PROBLEM STATEMENT
Check every line below for the word "structured" and copy each one that has it.

(Records from a collection)
▼▼▼

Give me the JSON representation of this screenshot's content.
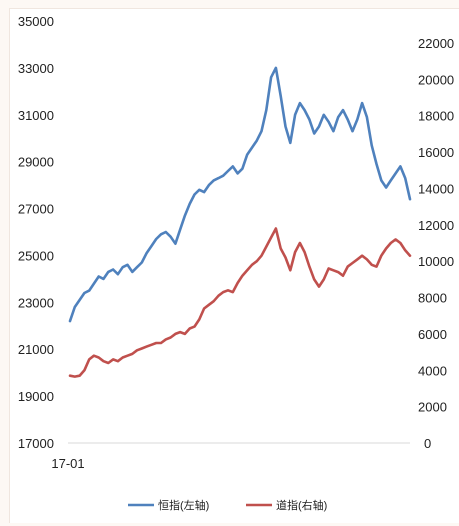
{
  "chart_data": {
    "type": "line",
    "title": "",
    "x_tick_labels": [
      "17-01"
    ],
    "y_left": {
      "ticks": [
        17000,
        19000,
        21000,
        23000,
        25000,
        27000,
        29000,
        31000,
        33000,
        35000
      ],
      "tick_labels": [
        "17000",
        "19000",
        "21000",
        "23000",
        "25000",
        "27000",
        "29000",
        "31000",
        "33000",
        "35000"
      ],
      "range": [
        17000,
        35000
      ]
    },
    "y_right": {
      "ticks": [
        0,
        2000,
        4000,
        6000,
        8000,
        10000,
        12000,
        14000,
        16000,
        18000,
        20000,
        22000
      ],
      "tick_labels": [
        "0",
        "2000",
        "4000",
        "6000",
        "8000",
        "10000",
        "12000",
        "14000",
        "16000",
        "18000",
        "20000",
        "22000"
      ],
      "range": [
        0,
        22000
      ]
    },
    "series": [
      {
        "name": "恒指(左轴)",
        "axis": "left",
        "color": "#4f81bd",
        "values": [
          22200,
          22800,
          23100,
          23400,
          23500,
          23800,
          24100,
          24000,
          24300,
          24400,
          24200,
          24500,
          24600,
          24300,
          24500,
          24700,
          25100,
          25400,
          25700,
          25900,
          26000,
          25800,
          25500,
          26100,
          26700,
          27200,
          27600,
          27800,
          27700,
          28000,
          28200,
          28300,
          28400,
          28600,
          28800,
          28500,
          28700,
          29300,
          29600,
          29900,
          30300,
          31200,
          32600,
          33000,
          31800,
          30500,
          29800,
          31000,
          31500,
          31200,
          30800,
          30200,
          30500,
          31000,
          30700,
          30300,
          30900,
          31200,
          30800,
          30300,
          30800,
          31500,
          30900,
          29700,
          28900,
          28200,
          27900,
          28200,
          28500,
          28800,
          28300,
          27400
        ],
        "x_range": [
          0,
          100
        ]
      },
      {
        "name": "道指(右轴)",
        "axis": "right",
        "color": "#c0504d",
        "values": [
          3700,
          3650,
          3700,
          4000,
          4600,
          4800,
          4700,
          4500,
          4400,
          4600,
          4500,
          4700,
          4800,
          4900,
          5100,
          5200,
          5300,
          5400,
          5500,
          5500,
          5700,
          5800,
          6000,
          6100,
          6000,
          6300,
          6400,
          6800,
          7400,
          7600,
          7800,
          8100,
          8300,
          8400,
          8300,
          8800,
          9200,
          9500,
          9800,
          10000,
          10300,
          10800,
          11300,
          11800,
          10700,
          10200,
          9500,
          10500,
          11000,
          10500,
          9700,
          9000,
          8600,
          9000,
          9600,
          9500,
          9400,
          9200,
          9700,
          9900,
          10100,
          10300,
          10100,
          9800,
          9700,
          10300,
          10700,
          11000,
          11200,
          11000,
          10600,
          10300
        ],
        "x_range": [
          0,
          100
        ]
      }
    ],
    "legend_position": "bottom",
    "grid": false
  }
}
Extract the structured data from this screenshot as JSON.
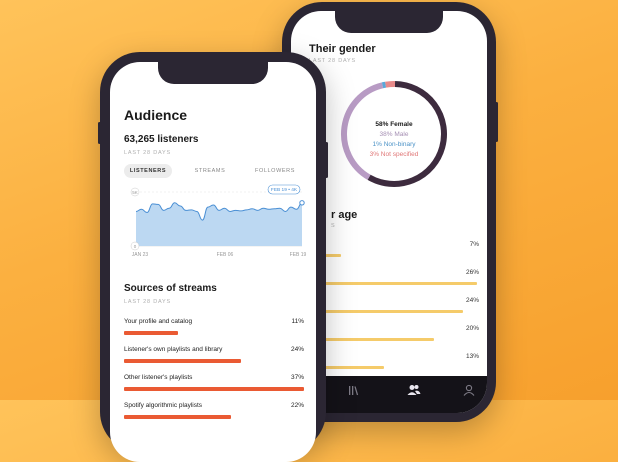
{
  "gender": {
    "title": "Their gender",
    "subtitle": "LAST 28 DAYS",
    "legend": [
      {
        "text": "58% Female",
        "value": 58,
        "color": "#3d2b3e"
      },
      {
        "text": "38% Male",
        "value": 38,
        "color": "#b89bc4"
      },
      {
        "text": "1% Non-binary",
        "value": 1,
        "color": "#5aa7d8"
      },
      {
        "text": "3% Not specified",
        "value": 3,
        "color": "#e88a8a"
      }
    ]
  },
  "age": {
    "title": "r age",
    "subtitle": "S",
    "rows": [
      {
        "pct": "7%",
        "value": 7
      },
      {
        "pct": "26%",
        "value": 26
      },
      {
        "pct": "24%",
        "value": 24
      },
      {
        "pct": "20%",
        "value": 20
      },
      {
        "pct": "13%",
        "value": 13
      }
    ],
    "bar_color": "#f5cb6a"
  },
  "bottom_nav": {
    "icons": [
      "library-icon",
      "audience-icon",
      "profile-icon"
    ]
  },
  "audience": {
    "title": "Audience",
    "listeners_title": "63,265 listeners",
    "listeners_subtitle": "LAST 28 DAYS",
    "tabs": [
      "LISTENERS",
      "STREAMS",
      "FOLLOWERS"
    ],
    "active_tab": 0
  },
  "chart_data": {
    "type": "area",
    "x_labels": [
      "JAN 23",
      "FEB 06",
      "FEB 19"
    ],
    "y_labels": [
      "5K",
      "0"
    ],
    "annotation": "FEB 19 • 4K",
    "ylim": [
      0,
      5000
    ],
    "values": [
      3200,
      3400,
      3100,
      3900,
      3850,
      3300,
      3500,
      4000,
      3700,
      3300,
      3350,
      3200,
      2400,
      3600,
      3800,
      3300,
      3500,
      3200,
      3300,
      3250,
      3350,
      3450,
      3300,
      3500,
      3400,
      3450,
      3500,
      3200,
      3600,
      3400,
      4000
    ],
    "fill": "#bcd8f2",
    "line": "#4a8fd4"
  },
  "sources": {
    "title": "Sources of streams",
    "subtitle": "LAST 28 DAYS",
    "bar_color": "#ea5a33",
    "rows": [
      {
        "label": "Your profile and catalog",
        "pct": "11%",
        "value": 11
      },
      {
        "label": "Listener's own playlists and library",
        "pct": "24%",
        "value": 24
      },
      {
        "label": "Other listener's playlists",
        "pct": "37%",
        "value": 37
      },
      {
        "label": "Spotify algorithmic playlists",
        "pct": "22%",
        "value": 22
      }
    ]
  }
}
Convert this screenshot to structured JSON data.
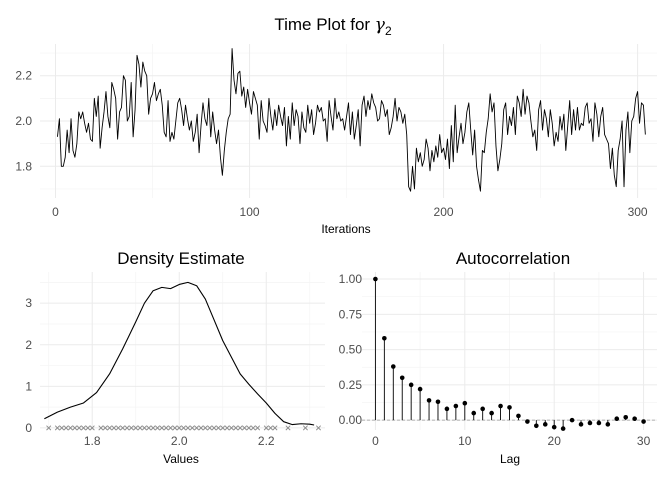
{
  "chart_data": [
    {
      "type": "line",
      "title_main": "Time Plot for ",
      "title_symbol": "γ",
      "title_sub": "2",
      "xlabel": "Iterations",
      "ylabel": "",
      "xlim": [
        -8,
        310
      ],
      "ylim": [
        1.66,
        2.34
      ],
      "xticks": [
        0,
        100,
        200,
        300
      ],
      "yticks": [
        1.8,
        2.0,
        2.2
      ],
      "grid": true,
      "series": [
        {
          "x_start": 1,
          "x_step": 1,
          "values": [
            1.93,
            2.01,
            1.8,
            1.8,
            1.84,
            1.96,
            1.86,
            2.01,
            1.87,
            1.84,
            1.9,
            2.04,
            2.01,
            2.04,
            1.99,
            1.95,
            1.99,
            1.92,
            1.91,
            2.1,
            2.02,
            2.11,
            1.88,
            1.97,
            2.04,
            2.13,
            2.02,
            1.97,
            2.17,
            2.14,
            2.1,
            1.92,
            2.04,
            2.06,
            2.2,
            2.18,
            2.0,
            2.02,
            2.17,
            1.93,
            2.05,
            2.29,
            2.25,
            2.15,
            2.26,
            2.22,
            2.2,
            2.03,
            2.1,
            2.12,
            2.17,
            2.09,
            2.12,
            2.14,
            2.07,
            1.95,
            1.93,
            2.09,
            1.91,
            1.95,
            1.92,
            2.0,
            2.08,
            2.1,
            2.05,
            1.98,
            2.07,
            2.01,
            1.96,
            2.0,
            1.91,
            1.95,
            2.03,
            1.86,
            1.98,
            2.08,
            2.01,
            1.98,
            2.1,
            1.93,
            2.04,
            1.96,
            1.9,
            1.96,
            1.84,
            1.76,
            1.87,
            1.95,
            2.01,
            2.03,
            2.32,
            2.18,
            2.12,
            2.21,
            2.22,
            2.11,
            2.15,
            2.06,
            2.14,
            2.08,
            2.03,
            2.13,
            2.1,
            2.07,
            1.92,
            2.09,
            2.0,
            1.98,
            1.95,
            2.1,
            2.02,
            1.96,
            2.05,
            1.98,
            2.07,
            2.02,
            1.98,
            2.06,
            1.89,
            2.02,
            1.92,
            2.08,
            1.98,
            2.05,
            2.02,
            1.9,
            2.04,
            1.97,
            1.95,
            2.07,
            1.99,
            2.05,
            1.94,
            1.99,
            2.07,
            2.04,
            2.06,
            2.0,
            2.01,
            1.91,
            2.09,
            2.02,
            1.96,
            2.1,
            2.01,
            2.04,
            2.0,
            2.01,
            1.96,
            2.02,
            2.08,
            1.94,
            2.04,
            1.92,
            1.98,
            2.05,
            1.89,
            2.07,
            2.11,
            2.02,
            2.09,
            2.05,
            2.12,
            2.08,
            2.06,
            2.0,
            2.01,
            2.09,
            2.07,
            2.02,
            2.05,
            1.94,
            1.97,
            2.02,
            2.1,
            2.0,
            2.06,
            2.04,
            1.99,
            2.03,
            1.94,
            1.71,
            1.69,
            1.8,
            1.7,
            1.88,
            1.82,
            1.86,
            1.8,
            1.83,
            1.92,
            1.88,
            1.78,
            1.87,
            1.82,
            1.89,
            1.84,
            1.94,
            1.86,
            1.88,
            1.83,
            1.92,
            1.79,
            1.98,
            1.82,
            2.07,
            1.86,
            1.93,
            1.99,
            1.9,
            1.95,
            2.04,
            2.08,
            1.96,
            1.85,
            1.96,
            1.8,
            1.74,
            1.69,
            1.87,
            1.86,
            1.95,
            2.01,
            2.12,
            2.04,
            2.08,
            1.89,
            1.78,
            1.83,
            1.9,
            2.05,
            2.08,
            1.94,
            2.02,
            1.98,
            2.06,
            1.94,
            2.11,
            2.08,
            2.02,
            2.14,
            2.03,
            2.11,
            2.08,
            2.0,
            1.93,
            1.96,
            1.87,
            2.05,
            2.09,
            1.96,
            2.05,
            2.01,
            1.93,
            2.05,
            1.99,
            1.89,
            1.95,
            1.91,
            2.02,
            1.96,
            2.03,
            1.87,
            1.98,
            2.09,
            1.94,
            2.05,
            1.96,
            2.06,
            1.96,
            1.99,
            1.98,
            2.06,
            2.08,
            1.99,
            2.01,
            1.91,
            2.08,
            2.03,
            1.93,
            2.02,
            2.06,
            1.94,
            1.92,
            1.9,
            1.79,
            1.88,
            1.76,
            1.71,
            1.87,
            1.92,
            2.0,
            1.71,
            1.96,
            2.04,
            1.86,
            2.0,
            2.02,
            2.1,
            2.13,
            1.99,
            2.08,
            2.07,
            1.94
          ]
        }
      ]
    },
    {
      "type": "area",
      "title": "Density Estimate",
      "xlabel": "Values",
      "ylabel": "",
      "xlim": [
        1.68,
        2.335
      ],
      "ylim": [
        -0.05,
        3.75
      ],
      "xticks": [
        1.8,
        2.0,
        2.2
      ],
      "yticks": [
        0,
        1,
        2,
        3
      ],
      "grid": true,
      "series": [
        {
          "x": [
            1.69,
            1.72,
            1.75,
            1.78,
            1.81,
            1.84,
            1.87,
            1.9,
            1.92,
            1.94,
            1.96,
            1.98,
            2.0,
            2.02,
            2.04,
            2.06,
            2.08,
            2.1,
            2.12,
            2.14,
            2.16,
            2.18,
            2.2,
            2.22,
            2.24,
            2.26,
            2.28,
            2.3,
            2.31
          ],
          "y": [
            0.22,
            0.38,
            0.5,
            0.6,
            0.85,
            1.3,
            1.9,
            2.55,
            3.0,
            3.3,
            3.38,
            3.35,
            3.45,
            3.5,
            3.42,
            3.1,
            2.6,
            2.1,
            1.7,
            1.3,
            1.05,
            0.82,
            0.6,
            0.35,
            0.15,
            0.08,
            0.1,
            0.09,
            0.07
          ]
        }
      ],
      "rug_x": [
        1.7,
        1.72,
        1.73,
        1.74,
        1.75,
        1.76,
        1.77,
        1.78,
        1.79,
        1.8,
        1.82,
        1.83,
        1.84,
        1.85,
        1.86,
        1.87,
        1.88,
        1.89,
        1.9,
        1.91,
        1.92,
        1.93,
        1.94,
        1.95,
        1.96,
        1.97,
        1.98,
        1.99,
        2.0,
        2.01,
        2.02,
        2.03,
        2.04,
        2.05,
        2.06,
        2.07,
        2.08,
        2.09,
        2.1,
        2.11,
        2.12,
        2.13,
        2.14,
        2.15,
        2.16,
        2.17,
        2.18,
        2.2,
        2.21,
        2.22,
        2.25,
        2.29,
        2.32
      ]
    },
    {
      "type": "bar",
      "title": "Autocorrelation",
      "xlabel": "Lag",
      "ylabel": "",
      "xlim": [
        -1.5,
        31.5
      ],
      "ylim": [
        -0.07,
        1.05
      ],
      "xticks": [
        0,
        10,
        20,
        30
      ],
      "yticks": [
        0.0,
        0.25,
        0.5,
        0.75,
        1.0
      ],
      "ytick_labels": [
        "0.00",
        "0.25",
        "0.50",
        "0.75",
        "1.00"
      ],
      "grid": true,
      "lags": [
        0,
        1,
        2,
        3,
        4,
        5,
        6,
        7,
        8,
        9,
        10,
        11,
        12,
        13,
        14,
        15,
        16,
        17,
        18,
        19,
        20,
        21,
        22,
        23,
        24,
        25,
        26,
        27,
        28,
        29,
        30
      ],
      "values": [
        1.0,
        0.58,
        0.38,
        0.3,
        0.25,
        0.22,
        0.14,
        0.13,
        0.08,
        0.1,
        0.12,
        0.05,
        0.08,
        0.05,
        0.1,
        0.09,
        0.03,
        -0.01,
        -0.04,
        -0.03,
        -0.05,
        -0.06,
        0.0,
        -0.03,
        -0.02,
        -0.02,
        -0.03,
        0.01,
        0.02,
        0.01,
        -0.01
      ]
    }
  ]
}
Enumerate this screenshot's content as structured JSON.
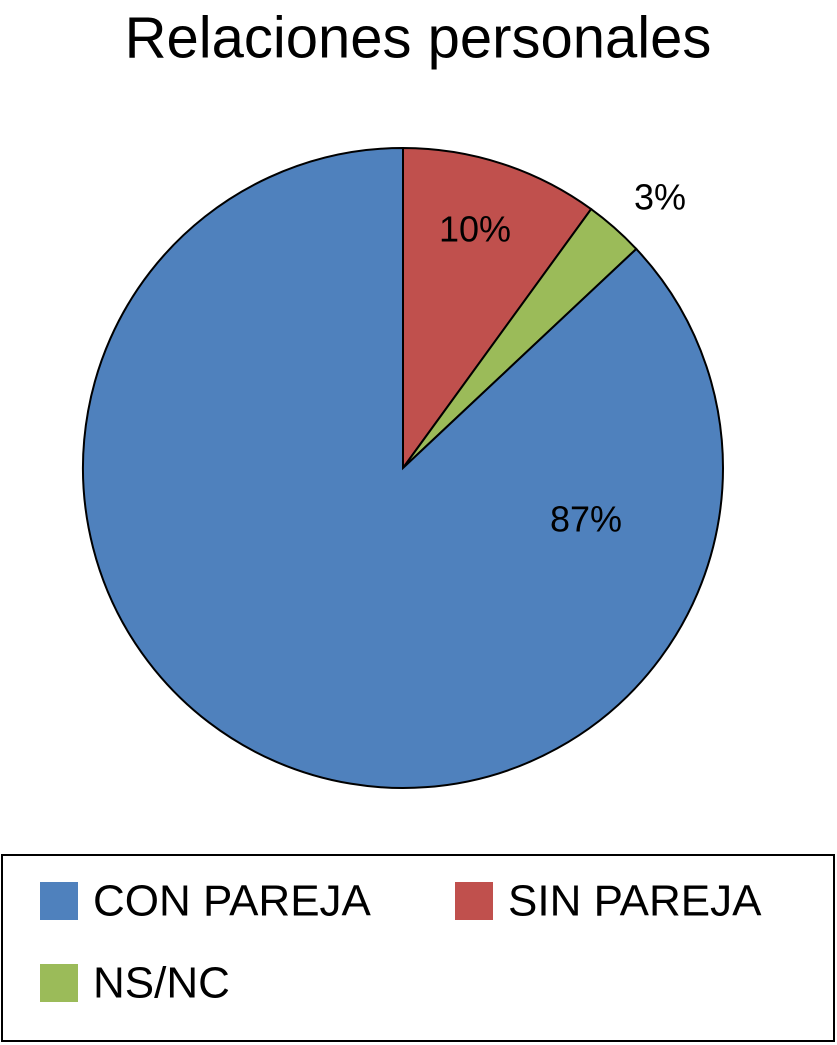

▲▲▲

SOLUTION BELOW
Extract the structured data from this screenshot as JSON.
Convert this screenshot to structured JSON data.
Enumerate this screenshot's content as structured JSON.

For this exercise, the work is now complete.